ÉCHEC À L’ÉCHÉANCIER (À PROPOS DE L’ÉTALEMENT DES HAUSSES DU LOYER COMMERCIAL)

Depuis la loi Pinel du 18 juin 2014, lorsque le loyer du bail renouvelé est déplafonné en raison d’une modification notable d’un élément de la valeur locative ou du fait de la durée contractuelle du bail, la valeur locative ne s’applique pas immédiatement. L’augmentation de loyer est progressive. Les hausses sont limitées à 10 % par an jusqu’à ce que le prix ainsi majoré atteigne la valeur locative fixée en renouvellement.

Cela résulte du dernier alinéa de l’article L.145-34 du Code de commerce : « En cas de modification notable des éléments mentionnés aux 1° à 4° de l’article L. 145-33 ou s’il est fait exception aux règles de plafonnement par suite d’une clause du contrat relative à la durée du bail, la variation de loyer qui en découle ne peut conduire à des augmentations supérieures, pour une année, à 10 % du loyer acquitté au cours de l’année précédente ».

__DONNÉES ENREGISTRÉES__
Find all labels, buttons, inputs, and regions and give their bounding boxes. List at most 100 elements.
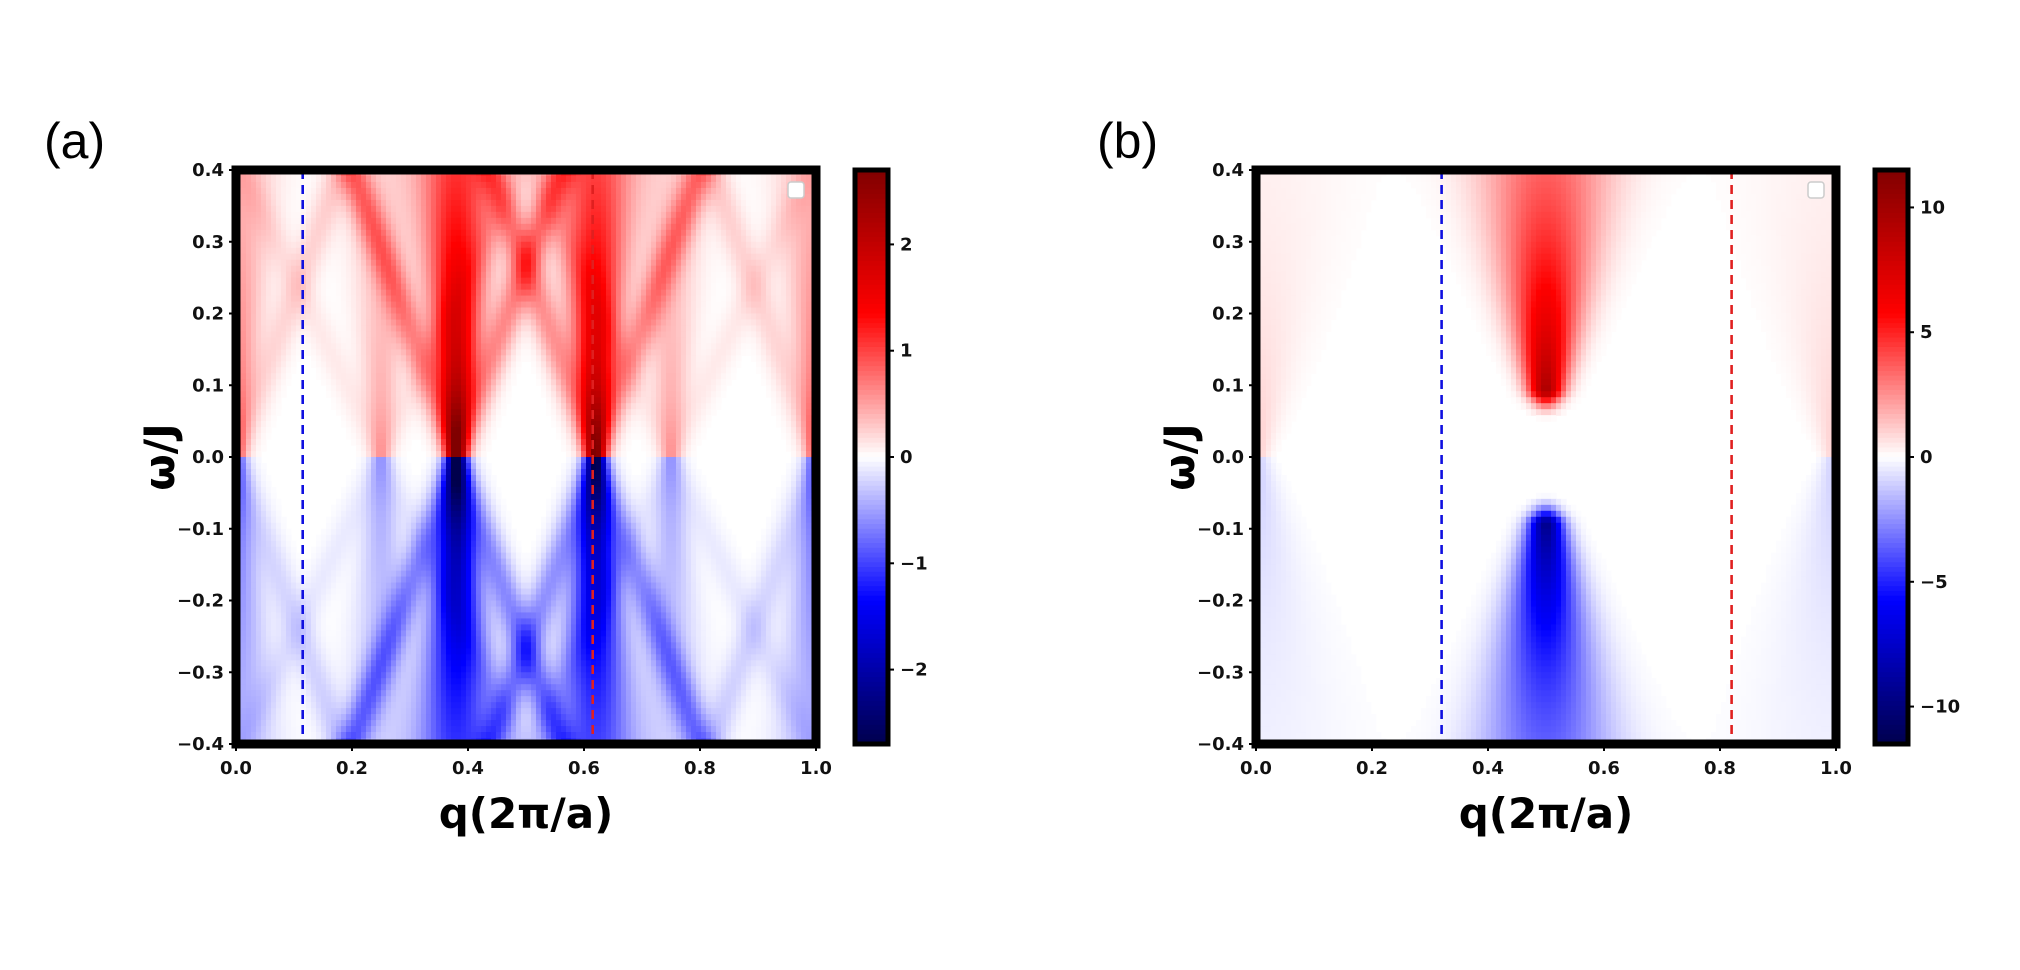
heatmap-cell bbox=[371, 409, 377, 416]
heatmap-cell bbox=[516, 241, 522, 249]
heatmap-cell bbox=[256, 630, 262, 637]
heatmap-cell bbox=[436, 337, 442, 344]
heatmap-cell bbox=[406, 409, 412, 416]
heatmap-cell bbox=[476, 558, 482, 566]
heatmap-cell bbox=[271, 582, 277, 590]
heatmap-cell bbox=[341, 492, 347, 500]
heatmap-cell bbox=[366, 427, 372, 434]
heatmap-cell bbox=[271, 205, 277, 213]
heatmap-cell bbox=[476, 642, 482, 649]
heatmap-cell bbox=[491, 630, 497, 637]
heatmap-cell bbox=[331, 349, 337, 356]
heatmap-cell bbox=[476, 480, 482, 488]
heatmap-cell bbox=[386, 642, 392, 649]
heatmap-cell bbox=[491, 175, 497, 183]
heatmap-cell bbox=[271, 241, 277, 249]
heatmap-cell bbox=[476, 504, 482, 512]
heatmap-cell bbox=[361, 498, 367, 506]
heatmap-cell bbox=[446, 379, 452, 386]
heatmap-cell bbox=[251, 534, 257, 542]
heatmap-cell bbox=[286, 594, 292, 602]
heatmap-cell bbox=[286, 265, 292, 273]
heatmap-cell bbox=[341, 253, 347, 261]
heatmap-cell bbox=[506, 696, 512, 703]
heatmap-cell bbox=[501, 379, 507, 386]
heatmap-cell bbox=[286, 325, 292, 333]
heatmap-cell bbox=[266, 361, 272, 368]
heatmap-cell bbox=[496, 492, 502, 500]
heatmap-cell bbox=[346, 624, 352, 631]
heatmap-cell bbox=[461, 672, 467, 679]
heatmap-cell bbox=[441, 289, 447, 297]
heatmap-cell bbox=[466, 271, 472, 279]
heatmap-cell bbox=[471, 217, 477, 225]
heatmap-cell bbox=[291, 241, 297, 249]
heatmap-cell bbox=[461, 516, 467, 524]
heatmap-cell bbox=[441, 510, 447, 518]
heatmap-cell bbox=[486, 732, 492, 739]
heatmap-cell bbox=[451, 427, 457, 434]
heatmap-cell bbox=[436, 433, 442, 440]
heatmap-cell bbox=[391, 313, 397, 321]
heatmap-cell bbox=[296, 672, 302, 679]
heatmap-cell bbox=[431, 301, 437, 309]
heatmap-cell bbox=[426, 690, 432, 697]
heatmap-cell bbox=[321, 319, 327, 327]
heatmap-cell bbox=[411, 265, 417, 273]
heatmap-cell bbox=[251, 391, 257, 398]
heatmap-cell bbox=[296, 199, 302, 207]
heatmap-cell bbox=[371, 690, 377, 697]
heatmap-cell bbox=[491, 570, 497, 578]
heatmap-cell bbox=[391, 397, 397, 404]
heatmap-cell bbox=[401, 480, 407, 488]
heatmap-cell bbox=[346, 522, 352, 530]
heatmap-cell bbox=[426, 193, 432, 201]
heatmap-cell bbox=[406, 241, 412, 249]
heatmap-cell bbox=[246, 672, 252, 679]
heatmap-cell bbox=[511, 313, 517, 321]
heatmap-cell bbox=[371, 445, 377, 452]
heatmap-cell bbox=[366, 516, 372, 524]
heatmap-cell bbox=[511, 247, 517, 255]
heatmap-cell bbox=[396, 612, 402, 620]
heatmap-cell bbox=[251, 319, 257, 327]
heatmap-cell bbox=[371, 415, 377, 422]
heatmap-cell bbox=[251, 462, 257, 470]
heatmap-cell bbox=[391, 642, 397, 649]
heatmap-cell bbox=[431, 690, 437, 697]
heatmap-cell bbox=[506, 732, 512, 739]
heatmap-cell bbox=[431, 403, 437, 410]
heatmap-cell bbox=[446, 666, 452, 673]
heatmap-cell bbox=[296, 235, 302, 243]
heatmap-cell bbox=[461, 307, 467, 315]
heatmap-cell bbox=[376, 552, 382, 560]
heatmap-cell bbox=[251, 439, 257, 446]
heatmap-cell bbox=[421, 612, 427, 620]
heatmap-cell bbox=[246, 474, 252, 482]
heatmap-cell bbox=[286, 247, 292, 255]
heatmap-cell bbox=[331, 540, 337, 548]
heatmap-cell bbox=[241, 211, 247, 219]
heatmap-cell bbox=[251, 510, 257, 518]
heatmap-cell bbox=[276, 253, 282, 261]
heatmap-cell bbox=[426, 558, 432, 566]
heatmap-cell bbox=[466, 636, 472, 643]
heatmap-cell bbox=[341, 289, 347, 297]
heatmap-cell bbox=[471, 199, 477, 207]
heatmap-cell bbox=[371, 319, 377, 327]
heatmap-cell bbox=[336, 325, 342, 333]
heatmap-cell bbox=[481, 522, 487, 530]
heatmap-cell bbox=[481, 265, 487, 273]
heatmap-cell bbox=[516, 570, 522, 578]
heatmap-cell bbox=[491, 193, 497, 201]
heatmap-cell bbox=[351, 241, 357, 249]
heatmap-cell bbox=[246, 498, 252, 506]
heatmap-cell bbox=[246, 522, 252, 530]
heatmap-cell bbox=[516, 289, 522, 297]
heatmap-cell bbox=[346, 558, 352, 566]
heatmap-cell bbox=[296, 648, 302, 655]
heatmap-cell bbox=[341, 175, 347, 183]
heatmap-cell bbox=[476, 696, 482, 703]
heatmap-cell bbox=[471, 271, 477, 279]
heatmap-cell bbox=[256, 624, 262, 631]
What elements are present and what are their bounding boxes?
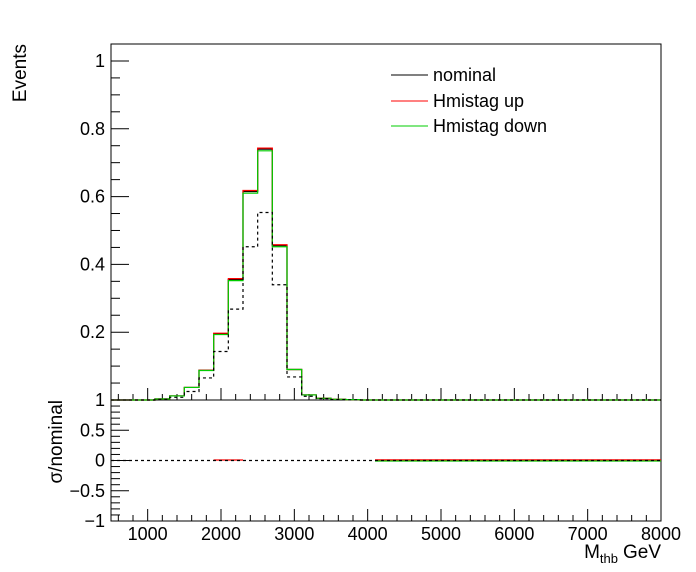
x-axis-label-main: M: [584, 542, 600, 563]
x-tick-label: 3000: [274, 524, 314, 544]
legend-label-hmistag-up: Hmistag up: [433, 91, 524, 111]
x-tick-label: 6000: [494, 524, 534, 544]
upper-y-tick-label: 0.2: [80, 322, 105, 342]
lower-y-tick-label: 0.5: [80, 420, 105, 440]
series-line-nominal: [111, 148, 661, 401]
upper-y-axis-label: Events: [10, 44, 31, 102]
legend: nominal Hmistag up Hmistag down: [391, 65, 547, 136]
lower-y-tick-label: 1: [95, 390, 105, 410]
upper-y-tick-label: 0.6: [80, 187, 105, 207]
upper-plot-frame: [110, 43, 662, 401]
lower-x-axis-ticks: 1000 2000 3000 4000 5000 6000 7000 8000: [117, 509, 681, 544]
x-axis-label-sub: thb: [600, 551, 618, 566]
upper-y-tick-label: 1: [95, 51, 105, 71]
x-tick-label: 7000: [568, 524, 608, 544]
x-tick-label: 2000: [201, 524, 241, 544]
x-axis-label: Mthb GeV: [584, 542, 661, 566]
x-tick-label: 1000: [128, 524, 168, 544]
series-line-dashed: [111, 211, 661, 401]
lower-y-axis-label: σ/nominal: [46, 400, 67, 484]
upper-x-axis-ticks: [117, 388, 662, 400]
lower-series-group: [111, 459, 661, 462]
series-line-hmistag-up: [111, 147, 661, 401]
x-tick-label: 5000: [421, 524, 461, 544]
x-axis-label-unit: GeV: [623, 542, 661, 563]
x-tick-label: 4000: [348, 524, 388, 544]
x-tick-label: 8000: [641, 524, 681, 544]
lower-y-tick-label: 0: [95, 451, 105, 471]
upper-y-tick-label: 0.4: [80, 254, 105, 274]
lower-y-tick-label: −1: [84, 511, 105, 531]
legend-label-nominal: nominal: [433, 65, 496, 85]
series-line-hmistag-down: [111, 150, 661, 401]
lower-y-axis-ticks: −1 −0.5 0 0.5 1: [69, 390, 129, 531]
upper-y-tick-label: 0.8: [80, 119, 105, 139]
legend-label-hmistag-down: Hmistag down: [433, 116, 547, 136]
upper-y-axis-ticks: 0.2 0.4 0.6 0.8 1: [80, 51, 129, 384]
upper-series-group: [111, 147, 661, 401]
lower-y-tick-label: −0.5: [69, 481, 105, 501]
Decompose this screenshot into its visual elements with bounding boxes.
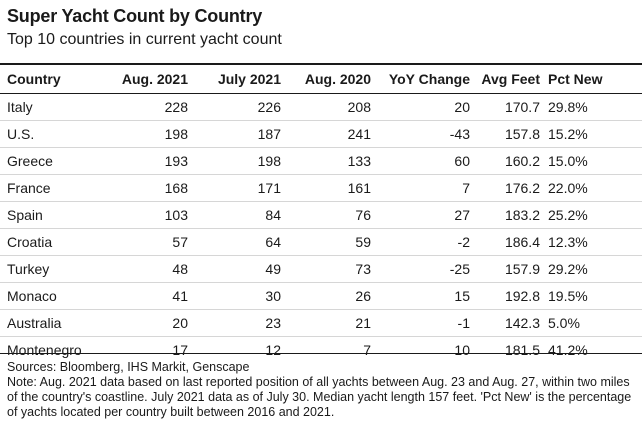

__TRAVAIL À FAIRE__
(1) Répondez à ces questions sur le texte sur le loyer commercial :
(a) Depuis quelle loi la hausse du loyer déplafonné du bail renouvelé est-elle progressive ?
(b) Quelle limite annuelle s'applique aux hausses de loyer ?
(c) Quel alinéa de quel article du Code de commerce pose cette règle ?
(2) Pouvez-vous transcrire, à l'identique, les lignes des enregistrements comprises entre celle qui contient « x-axis-label-main: M: [584, 542, 600, 563] » et celle qui contient « legend-label-nominal: nominal: [433, 65, 496, 85] », ces deux lignes incluses ?

__RÉPONSES AUX CONSIGNES__
(1)
(a) Depuis la loi Pinel du 18 juin 2014.
(b) Les hausses sont limitées à 10 % par an, soit 10 % du loyer acquitté au cours de l'année précédente.
(c) Le dernier alinéa de l'article L.145-34 du Code de commerce.

(2)
x-axis-label-main: M: [584, 542, 600, 563]
x-tick-label: 3000: [274, 524, 314, 544]
legend-label-hmistag-up: Hmistag up: [433, 91, 524, 111]
x-tick-label: 6000: [494, 524, 534, 544]
upper-y-tick-label: 0.2: [80, 322, 105, 342]
lower-y-tick-label: 0.5: [80, 420, 105, 440]
series-line-nominal: [111, 148, 661, 401]
upper-y-axis-label: Events: [10, 44, 31, 102]
legend: nominal Hmistag up Hmistag down: [391, 65, 547, 136]
lower-y-tick-label: 1: [95, 390, 105, 410]
upper-y-tick-label: 0.6: [80, 187, 105, 207]
upper-plot-frame: [110, 43, 662, 401]
lower-x-axis-ticks: 1000 2000 3000 4000 5000 6000 7000 8000: [117, 509, 681, 544]
x-axis-label-sub: thb: [600, 551, 618, 566]
upper-y-tick-label: 1: [95, 51, 105, 71]
x-tick-label: 7000: [568, 524, 608, 544]
x-tick-label: 2000: [201, 524, 241, 544]
x-axis-label: Mthb GeV: [584, 542, 661, 566]
x-tick-label: 1000: [128, 524, 168, 544]
series-line-dashed: [111, 211, 661, 401]
lower-y-axis-label: σ/nominal: [46, 400, 67, 484]
upper-x-axis-ticks: [117, 388, 662, 400]
lower-series-group: [111, 459, 661, 462]
series-line-hmistag-up: [111, 147, 661, 401]
x-tick-label: 5000: [421, 524, 461, 544]
x-axis-label-unit: GeV: [623, 542, 661, 563]
x-tick-label: 4000: [348, 524, 388, 544]
x-tick-label: 8000: [641, 524, 681, 544]
lower-y-tick-label: 0: [95, 451, 105, 471]
upper-y-tick-label: 0.4: [80, 254, 105, 274]
lower-y-tick-label: −1: [84, 511, 105, 531]
legend-label-nominal: nominal: [433, 65, 496, 85]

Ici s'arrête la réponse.